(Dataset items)
-- Begin --

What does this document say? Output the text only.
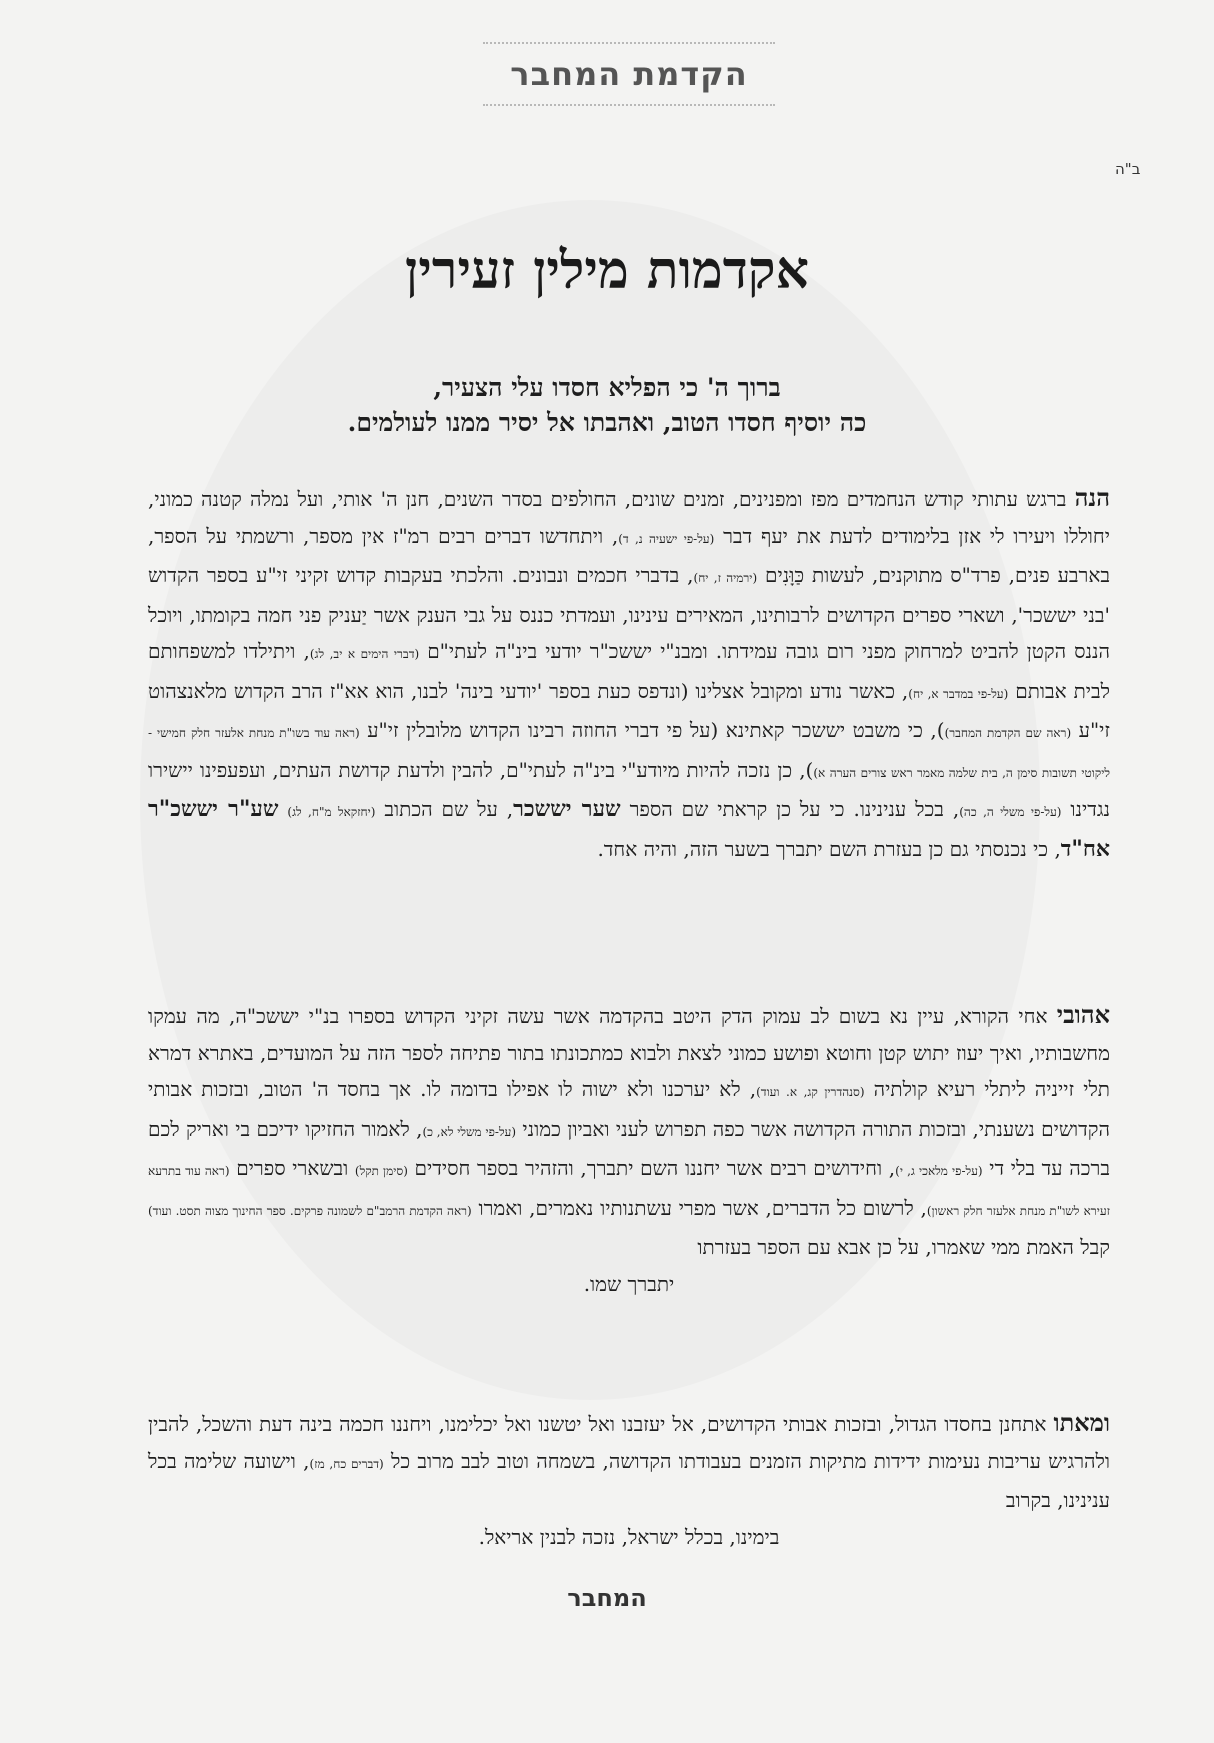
הקדמת המחבר
ב"ה
אקדמות מילין זעירין
ברוך ה' כי הפליא חסדו עלי הצעיר,
כה יוסיף חסדו הטוב, ואהבתו אל יסיר ממנו לעולמים.
הנה ברגש עתותי קודש הנחמדים מפז ומפנינים, זמנים שונים, החולפים בסדר השנים, חנן ה' אותי, ועל נמלה קטנה כמוני, יחוללו ויעירו לי אזן בלימודים לדעת את יעף דבר (על-פי ישעיה נ, ד), ויתחדשו דברים רבים רמ"ז אין מספר, ורשמתי על הספר, בארבע פנים, פרד"ס מתוקנים, לעשות כַּוָּנִים (ירמיה ז, יח), בדברי חכמים ונבונים. והלכתי בעקבות קדוש זקיני זי"ע בספר הקדוש 'בני יששכר', ושארי ספרים הקדושים לרבותינו, המאירים עינינו, ועמדתי כננס על גבי הענק אשר יַעניק פני חמה בקומתו, ויוכל הננס הקטן להביט למרחוק מפני רום גובה עמידתו. ומבנ"י יששכ"ר יודעי בינ"ה לעתי"ם (דברי הימים א יב, לג), ויתילדו למשפחותם לבית אבותם (על-פי במדבר א, יח), כאשר נודע ומקובל אצלינו (ונדפס כעת בספר 'יודעי בינה' לבנו, הוא אא"ז הרב הקדוש מלאנצהוט זי"ע (ראה שם הקדמת המחבר)), כי משבט יששכר קאתינא (על פי דברי החוזה רבינו הקדוש מלובלין זי"ע (ראה עוד בשו"ת מנחת אלעזר חלק חמישי - ליקוטי תשובות סימן ה, בית שלמה מאמר ראש צורים הערה א)), כן נזכה להיות מיודע"י בינ"ה לעתי"ם, להבין ולדעת קדושת העתים, ועפעפינו יישירו נגדינו (על-פי משלי ה, כה), בכל ענינינו. כי על כן קראתי שם הספר שער יששכר, על שם הכתוב (יחזקאל מ"ח, לג) שע"ר יששכ"ר אח"ד, כי נכנסתי גם כן בעזרת השם יתברך בשער הזה, והיה אחד.
אהובי אחי הקורא, עיין נא בשום לב עמוק הדק היטב בהקדמה אשר עשה זקיני הקדוש בספרו בנ"י יששכ"ה, מה עמקו מחשבותיו, ואיך יעוז יתוש קטן וחוטא ופושע כמוני לצאת ולבוא כמתכונתו בתור פתיחה לספר הזה על המועדים, באתרא דמרא תלי זייניה ליתלי רעיא קולתיה (סנהדרין קג, א. ועוד), לא יערכנו ולא ישוה לו אפילו בדומה לו. אך בחסד ה' הטוב, ובזכות אבותי הקדושים נשענתי, ובזכות התורה הקדושה אשר כפה תפרוש לעני ואביון כמוני (על-פי משלי לא, כ), לאמור החזיקו ידיכם בי ואריק לכם ברכה עד בלי די (על-פי מלאכי ג, י), וחידושים רבים אשר יחננו השם יתברך, והזהיר בספר חסידים (סימן תקל) ובשארי ספרים (ראה עוד בתרעא זעירא לשו"ת מנחת אלעזר חלק ראשון), לרשום כל הדברים, אשר מפרי עשתנותיו נאמרים, ואמרו (ראה הקדמת הרמב"ם לשמונה פרקים. ספר החינוך מצוה תסט. ועוד) קבל האמת ממי שאמרו, על כן אבא עם הספר בעזרתו
יתברך שמו.
ומאתו אתחנן בחסדו הגדול, ובזכות אבותי הקדושים, אל יעזבנו ואל יטשנו ואל יכלימנו, ויחננו חכמה בינה דעת והשכל, להבין ולהרגיש עריבות נעימות ידידות מתיקות הזמנים בעבודתו הקדושה, בשמחה וטוב לבב מרוב כל (דברים כח, מז), וישועה שלימה בכל ענינינו, בקרוב
בימינו, בכלל ישראל, נזכה לבנין אריאל.
המחבר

-- End --

*TASK TO CARRY OUT*
Pull every line containing the word "אבותי" out of the entries above.

*FULL ANSWER*
אהובי אחי הקורא, עיין נא בשום לב עמוק הדק היטב בהקדמה אשר עשה זקיני הקדוש בספרו בנ"י יששכ"ה, מה עמקו מחשבותיו, ואיך יעוז יתוש קטן וחוטא ופושע כמוני לצאת ולבוא כמתכונתו בתור פתיחה לספר הזה על המועדים, באתרא דמרא תלי זייניה ליתלי רעיא קולתיה (סנהדרין קג, א. ועוד), לא יערכנו ולא ישוה לו אפילו בדומה לו. אך בחסד ה' הטוב, ובזכות אבותי הקדושים נשענתי, ובזכות התורה הקדושה אשר כפה תפרוש לעני ואביון כמוני (על-פי משלי לא, כ), לאמור החזיקו ידיכם בי ואריק לכם ברכה עד בלי די (על-פי מלאכי ג, י), וחידושים רבים אשר יחננו השם יתברך, והזהיר בספר חסידים (סימן תקל) ובשארי ספרים (ראה עוד בתרעא זעירא לשו"ת מנחת אלעזר חלק ראשון), לרשום כל הדברים, אשר מפרי עשתנותיו נאמרים, ואמרו (ראה הקדמת הרמב"ם לשמונה פרקים. ספר החינוך מצוה תסט. ועוד) קבל האמת ממי שאמרו, על כן אבא עם הספר בעזרתו
ומאתו אתחנן בחסדו הגדול, ובזכות אבותי הקדושים, אל יעזבנו ואל יטשנו ואל יכלימנו, ויחננו חכמה בינה דעת והשכל, להבין ולהרגיש עריבות נעימות ידידות מתיקות הזמנים בעבודתו הקדושה, בשמחה וטוב לבב מרוב כל (דברים כח, מז), וישועה שלימה בכל ענינינו, בקרוב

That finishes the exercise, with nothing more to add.